## [What to do]
Reproduce all entries precisely as they are written.

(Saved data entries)

#####

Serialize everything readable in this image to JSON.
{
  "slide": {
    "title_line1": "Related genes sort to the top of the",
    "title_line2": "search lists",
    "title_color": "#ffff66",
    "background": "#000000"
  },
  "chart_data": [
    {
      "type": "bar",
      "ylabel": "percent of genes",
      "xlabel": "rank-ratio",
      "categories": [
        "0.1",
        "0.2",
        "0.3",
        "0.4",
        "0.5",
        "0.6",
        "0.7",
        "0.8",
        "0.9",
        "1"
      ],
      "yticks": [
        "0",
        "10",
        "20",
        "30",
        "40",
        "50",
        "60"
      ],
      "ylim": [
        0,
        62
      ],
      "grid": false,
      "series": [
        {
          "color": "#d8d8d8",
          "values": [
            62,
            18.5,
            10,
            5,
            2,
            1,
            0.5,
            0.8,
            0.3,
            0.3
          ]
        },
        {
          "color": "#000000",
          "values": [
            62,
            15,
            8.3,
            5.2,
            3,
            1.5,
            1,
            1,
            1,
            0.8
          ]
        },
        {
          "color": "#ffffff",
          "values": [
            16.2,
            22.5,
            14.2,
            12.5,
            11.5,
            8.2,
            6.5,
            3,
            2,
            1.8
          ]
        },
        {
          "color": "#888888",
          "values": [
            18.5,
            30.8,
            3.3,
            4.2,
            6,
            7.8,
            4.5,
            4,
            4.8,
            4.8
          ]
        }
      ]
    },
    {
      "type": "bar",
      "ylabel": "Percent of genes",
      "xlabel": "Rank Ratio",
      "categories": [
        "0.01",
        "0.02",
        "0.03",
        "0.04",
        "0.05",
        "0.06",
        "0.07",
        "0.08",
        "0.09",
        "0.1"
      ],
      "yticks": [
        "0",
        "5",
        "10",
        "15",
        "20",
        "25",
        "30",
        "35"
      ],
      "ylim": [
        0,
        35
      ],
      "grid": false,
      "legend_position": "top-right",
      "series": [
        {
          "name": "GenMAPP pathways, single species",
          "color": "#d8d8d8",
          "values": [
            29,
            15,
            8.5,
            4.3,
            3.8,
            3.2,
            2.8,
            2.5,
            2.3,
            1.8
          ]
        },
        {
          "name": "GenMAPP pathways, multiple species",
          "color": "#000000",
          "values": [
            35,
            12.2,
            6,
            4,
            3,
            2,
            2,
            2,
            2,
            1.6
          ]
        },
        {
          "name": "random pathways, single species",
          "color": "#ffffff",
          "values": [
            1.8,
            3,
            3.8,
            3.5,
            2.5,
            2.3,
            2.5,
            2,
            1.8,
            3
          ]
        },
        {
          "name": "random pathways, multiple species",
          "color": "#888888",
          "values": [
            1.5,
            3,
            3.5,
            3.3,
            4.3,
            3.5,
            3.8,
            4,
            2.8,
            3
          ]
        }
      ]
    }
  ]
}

#####

## [Exercise output]
Serialize everything readable in this image to JSON.
{
  "slide": {
    "title_line1": "Related genes sort to the top of the",
    "title_line2": "search lists",
    "title_color": "#ffff66",
    "background": "#000000"
  },
  "chart_data": [
    {
      "type": "bar",
      "ylabel": "percent of genes",
      "xlabel": "rank-ratio",
      "categories": [
        "0.1",
        "0.2",
        "0.3",
        "0.4",
        "0.5",
        "0.6",
        "0.7",
        "0.8",
        "0.9",
        "1"
      ],
      "yticks": [
        "0",
        "10",
        "20",
        "30",
        "40",
        "50",
        "60"
      ],
      "ylim": [
        0,
        62
      ],
      "grid": false,
      "series": [
        {
          "color": "#d8d8d8",
          "values": [
            62,
            18.5,
            10,
            5,
            2,
            1,
            0.5,
            0.8,
            0.3,
            0.3
          ]
        },
        {
          "color": "#000000",
          "values": [
            62,
            15,
            8.3,
            5.2,
            3,
            1.5,
            1,
            1,
            1,
            0.8
          ]
        },
        {
          "color": "#ffffff",
          "values": [
            16.2,
            22.5,
            14.2,
            12.5,
            11.5,
            8.2,
            6.5,
            3,
            2,
            1.8
          ]
        },
        {
          "color": "#888888",
          "values": [
            18.5,
            30.8,
            3.3,
            4.2,
            6,
            7.8,
            4.5,
            4,
            4.8,
            4.8
          ]
        }
      ]
    },
    {
      "type": "bar",
      "ylabel": "Percent of genes",
      "xlabel": "Rank Ratio",
      "categories": [
        "0.01",
        "0.02",
        "0.03",
        "0.04",
        "0.05",
        "0.06",
        "0.07",
        "0.08",
        "0.09",
        "0.1"
      ],
      "yticks": [
        "0",
        "5",
        "10",
        "15",
        "20",
        "25",
        "30",
        "35"
      ],
      "ylim": [
        0,
        35
      ],
      "grid": false,
      "legend_position": "top-right",
      "series": [
        {
          "name": "GenMAPP pathways, single species",
          "color": "#d8d8d8",
          "values": [
            29,
            15,
            8.5,
            4.3,
            3.8,
            3.2,
            2.8,
            2.5,
            2.3,
            1.8
          ]
        },
        {
          "name": "GenMAPP pathways, multiple species",
          "color": "#000000",
          "values": [
            35,
            12.2,
            6,
            4,
            3,
            2,
            2,
            2,
            2,
            1.6
          ]
        },
        {
          "name": "random pathways, single species",
          "color": "#ffffff",
          "values": [
            1.8,
            3,
            3.8,
            3.5,
            2.5,
            2.3,
            2.5,
            2,
            1.8,
            3
          ]
        },
        {
          "name": "random pathways, multiple species",
          "color": "#888888",
          "values": [
            1.5,
            3,
            3.5,
            3.3,
            4.3,
            3.5,
            3.8,
            4,
            2.8,
            3
          ]
        }
      ]
    }
  ]
}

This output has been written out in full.